** Start of Dataset content **
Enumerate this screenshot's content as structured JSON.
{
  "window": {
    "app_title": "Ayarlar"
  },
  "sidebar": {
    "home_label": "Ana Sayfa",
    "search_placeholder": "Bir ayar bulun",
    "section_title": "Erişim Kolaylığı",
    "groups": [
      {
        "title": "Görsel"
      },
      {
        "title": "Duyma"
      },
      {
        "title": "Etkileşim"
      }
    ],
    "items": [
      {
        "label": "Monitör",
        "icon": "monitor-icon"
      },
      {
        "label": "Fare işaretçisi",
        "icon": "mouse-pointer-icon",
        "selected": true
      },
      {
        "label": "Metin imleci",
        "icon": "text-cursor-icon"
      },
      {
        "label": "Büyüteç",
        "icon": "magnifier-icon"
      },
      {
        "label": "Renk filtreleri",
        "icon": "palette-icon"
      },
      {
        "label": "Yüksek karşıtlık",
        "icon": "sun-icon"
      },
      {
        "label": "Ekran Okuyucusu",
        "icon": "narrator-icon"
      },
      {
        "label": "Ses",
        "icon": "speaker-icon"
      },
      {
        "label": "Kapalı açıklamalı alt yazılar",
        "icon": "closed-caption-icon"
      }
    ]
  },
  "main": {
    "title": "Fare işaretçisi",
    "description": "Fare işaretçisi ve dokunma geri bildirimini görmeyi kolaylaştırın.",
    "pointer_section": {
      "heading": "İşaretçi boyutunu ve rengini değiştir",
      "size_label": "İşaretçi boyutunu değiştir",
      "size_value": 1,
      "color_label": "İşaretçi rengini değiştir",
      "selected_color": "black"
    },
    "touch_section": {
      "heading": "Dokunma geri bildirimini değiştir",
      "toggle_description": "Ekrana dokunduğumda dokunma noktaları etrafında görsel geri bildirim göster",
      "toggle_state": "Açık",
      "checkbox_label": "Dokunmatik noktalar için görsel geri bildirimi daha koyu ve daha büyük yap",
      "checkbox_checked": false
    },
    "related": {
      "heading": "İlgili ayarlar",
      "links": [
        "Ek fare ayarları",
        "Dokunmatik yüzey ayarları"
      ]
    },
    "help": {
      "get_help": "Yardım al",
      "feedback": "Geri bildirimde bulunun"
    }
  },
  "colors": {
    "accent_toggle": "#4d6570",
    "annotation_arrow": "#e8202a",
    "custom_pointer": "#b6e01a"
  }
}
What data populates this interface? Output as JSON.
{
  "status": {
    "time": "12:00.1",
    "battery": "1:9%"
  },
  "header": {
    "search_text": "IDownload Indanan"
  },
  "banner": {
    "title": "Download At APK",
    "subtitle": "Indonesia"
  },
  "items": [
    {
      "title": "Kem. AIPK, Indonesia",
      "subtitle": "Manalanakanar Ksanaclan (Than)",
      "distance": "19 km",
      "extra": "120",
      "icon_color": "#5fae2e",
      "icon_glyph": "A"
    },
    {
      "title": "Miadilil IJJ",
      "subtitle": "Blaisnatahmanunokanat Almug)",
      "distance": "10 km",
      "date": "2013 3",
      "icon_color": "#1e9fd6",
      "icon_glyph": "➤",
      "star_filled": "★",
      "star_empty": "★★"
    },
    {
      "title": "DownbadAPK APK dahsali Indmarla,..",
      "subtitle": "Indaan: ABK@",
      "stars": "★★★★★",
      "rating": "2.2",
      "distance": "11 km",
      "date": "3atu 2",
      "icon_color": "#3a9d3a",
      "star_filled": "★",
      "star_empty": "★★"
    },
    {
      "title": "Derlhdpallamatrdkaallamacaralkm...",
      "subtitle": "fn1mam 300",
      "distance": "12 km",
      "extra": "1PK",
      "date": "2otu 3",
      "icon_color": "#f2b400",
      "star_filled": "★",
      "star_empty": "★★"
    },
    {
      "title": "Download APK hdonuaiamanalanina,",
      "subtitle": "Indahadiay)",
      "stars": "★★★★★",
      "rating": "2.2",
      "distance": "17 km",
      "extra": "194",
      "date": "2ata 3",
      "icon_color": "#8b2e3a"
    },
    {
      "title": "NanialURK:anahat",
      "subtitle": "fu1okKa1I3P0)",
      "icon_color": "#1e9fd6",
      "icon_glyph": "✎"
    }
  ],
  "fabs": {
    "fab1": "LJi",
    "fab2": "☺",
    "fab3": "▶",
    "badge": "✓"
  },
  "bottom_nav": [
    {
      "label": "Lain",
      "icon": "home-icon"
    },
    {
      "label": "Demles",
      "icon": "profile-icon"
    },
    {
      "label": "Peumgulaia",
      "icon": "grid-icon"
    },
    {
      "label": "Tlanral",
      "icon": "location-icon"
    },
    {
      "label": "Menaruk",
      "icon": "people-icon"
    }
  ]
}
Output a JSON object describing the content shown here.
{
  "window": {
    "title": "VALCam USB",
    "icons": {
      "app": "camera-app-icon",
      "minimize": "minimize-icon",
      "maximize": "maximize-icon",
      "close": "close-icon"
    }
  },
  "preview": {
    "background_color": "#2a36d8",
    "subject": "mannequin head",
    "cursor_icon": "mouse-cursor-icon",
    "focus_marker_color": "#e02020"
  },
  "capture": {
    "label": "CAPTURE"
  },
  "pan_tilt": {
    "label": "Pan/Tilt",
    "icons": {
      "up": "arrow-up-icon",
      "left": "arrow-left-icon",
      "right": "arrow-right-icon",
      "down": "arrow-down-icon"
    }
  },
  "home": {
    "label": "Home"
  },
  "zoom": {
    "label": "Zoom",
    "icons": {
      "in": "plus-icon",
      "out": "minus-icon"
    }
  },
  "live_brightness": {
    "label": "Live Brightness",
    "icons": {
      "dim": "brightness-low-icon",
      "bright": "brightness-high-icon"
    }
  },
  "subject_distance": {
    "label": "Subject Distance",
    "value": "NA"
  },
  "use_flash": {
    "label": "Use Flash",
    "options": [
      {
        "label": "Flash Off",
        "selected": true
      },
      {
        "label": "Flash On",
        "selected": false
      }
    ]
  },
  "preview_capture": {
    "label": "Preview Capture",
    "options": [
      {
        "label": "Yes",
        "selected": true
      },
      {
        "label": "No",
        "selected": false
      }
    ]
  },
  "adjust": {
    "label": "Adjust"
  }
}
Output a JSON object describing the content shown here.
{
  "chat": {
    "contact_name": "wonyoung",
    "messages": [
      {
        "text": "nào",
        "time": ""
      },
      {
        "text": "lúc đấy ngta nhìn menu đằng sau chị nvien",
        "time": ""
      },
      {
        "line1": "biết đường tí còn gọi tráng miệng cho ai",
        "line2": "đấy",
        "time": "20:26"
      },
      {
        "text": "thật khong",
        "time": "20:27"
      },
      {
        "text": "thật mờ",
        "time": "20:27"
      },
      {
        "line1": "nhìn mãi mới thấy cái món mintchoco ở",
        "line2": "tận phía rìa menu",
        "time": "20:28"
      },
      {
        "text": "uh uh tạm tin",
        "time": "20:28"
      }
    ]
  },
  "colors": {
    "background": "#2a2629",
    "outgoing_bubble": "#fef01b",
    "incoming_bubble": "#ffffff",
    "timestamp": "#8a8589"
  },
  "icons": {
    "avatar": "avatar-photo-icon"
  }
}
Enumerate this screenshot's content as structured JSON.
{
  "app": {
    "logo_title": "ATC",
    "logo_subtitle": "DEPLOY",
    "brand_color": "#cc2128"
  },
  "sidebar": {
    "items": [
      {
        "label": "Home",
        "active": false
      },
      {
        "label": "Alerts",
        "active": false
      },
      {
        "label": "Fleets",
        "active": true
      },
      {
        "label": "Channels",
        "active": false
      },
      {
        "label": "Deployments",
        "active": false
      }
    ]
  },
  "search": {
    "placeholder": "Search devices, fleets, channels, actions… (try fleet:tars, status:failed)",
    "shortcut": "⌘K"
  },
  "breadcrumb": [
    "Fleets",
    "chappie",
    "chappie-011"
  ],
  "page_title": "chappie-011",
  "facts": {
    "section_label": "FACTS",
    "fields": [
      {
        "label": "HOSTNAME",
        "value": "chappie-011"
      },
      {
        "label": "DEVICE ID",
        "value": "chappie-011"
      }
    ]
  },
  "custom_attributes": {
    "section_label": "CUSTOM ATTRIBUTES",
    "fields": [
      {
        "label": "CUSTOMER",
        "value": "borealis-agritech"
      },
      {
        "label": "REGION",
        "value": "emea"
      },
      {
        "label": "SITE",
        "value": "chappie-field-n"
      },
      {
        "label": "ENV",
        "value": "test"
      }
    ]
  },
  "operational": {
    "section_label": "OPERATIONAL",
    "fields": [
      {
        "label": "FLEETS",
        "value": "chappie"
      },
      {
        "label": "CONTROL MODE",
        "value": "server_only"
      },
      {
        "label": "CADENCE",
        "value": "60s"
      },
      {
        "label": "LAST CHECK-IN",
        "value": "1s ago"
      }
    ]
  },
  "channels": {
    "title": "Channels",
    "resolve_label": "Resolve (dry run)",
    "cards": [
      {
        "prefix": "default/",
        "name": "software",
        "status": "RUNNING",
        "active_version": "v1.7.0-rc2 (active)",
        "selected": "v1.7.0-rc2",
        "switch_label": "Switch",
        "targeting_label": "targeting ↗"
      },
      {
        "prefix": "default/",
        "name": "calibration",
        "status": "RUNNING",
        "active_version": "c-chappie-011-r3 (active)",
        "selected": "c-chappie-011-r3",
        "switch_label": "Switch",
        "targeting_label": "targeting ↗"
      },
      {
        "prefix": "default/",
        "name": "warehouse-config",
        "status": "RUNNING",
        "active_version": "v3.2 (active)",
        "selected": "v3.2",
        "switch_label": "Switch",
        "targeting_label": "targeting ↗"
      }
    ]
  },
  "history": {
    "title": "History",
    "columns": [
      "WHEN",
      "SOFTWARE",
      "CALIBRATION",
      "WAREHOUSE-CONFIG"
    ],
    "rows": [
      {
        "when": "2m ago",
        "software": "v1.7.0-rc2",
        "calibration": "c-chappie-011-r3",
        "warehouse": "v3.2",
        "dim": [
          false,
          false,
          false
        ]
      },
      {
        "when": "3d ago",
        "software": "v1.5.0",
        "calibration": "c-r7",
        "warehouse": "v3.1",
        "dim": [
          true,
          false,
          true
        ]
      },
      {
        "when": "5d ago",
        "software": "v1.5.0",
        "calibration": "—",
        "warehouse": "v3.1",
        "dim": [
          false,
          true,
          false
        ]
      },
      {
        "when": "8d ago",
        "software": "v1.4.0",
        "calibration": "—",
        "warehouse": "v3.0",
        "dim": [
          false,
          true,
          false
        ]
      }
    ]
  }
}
** End of Dataset content **
The request: Go through the listing above and pull out each line containing the word "işaretçisi".

Answer for the task:
        "label": "Fare işaretçisi",
    "title": "Fare işaretçisi",
    "description": "Fare işaretçisi ve dokunma geri bildirimini görmeyi kolaylaştırın.",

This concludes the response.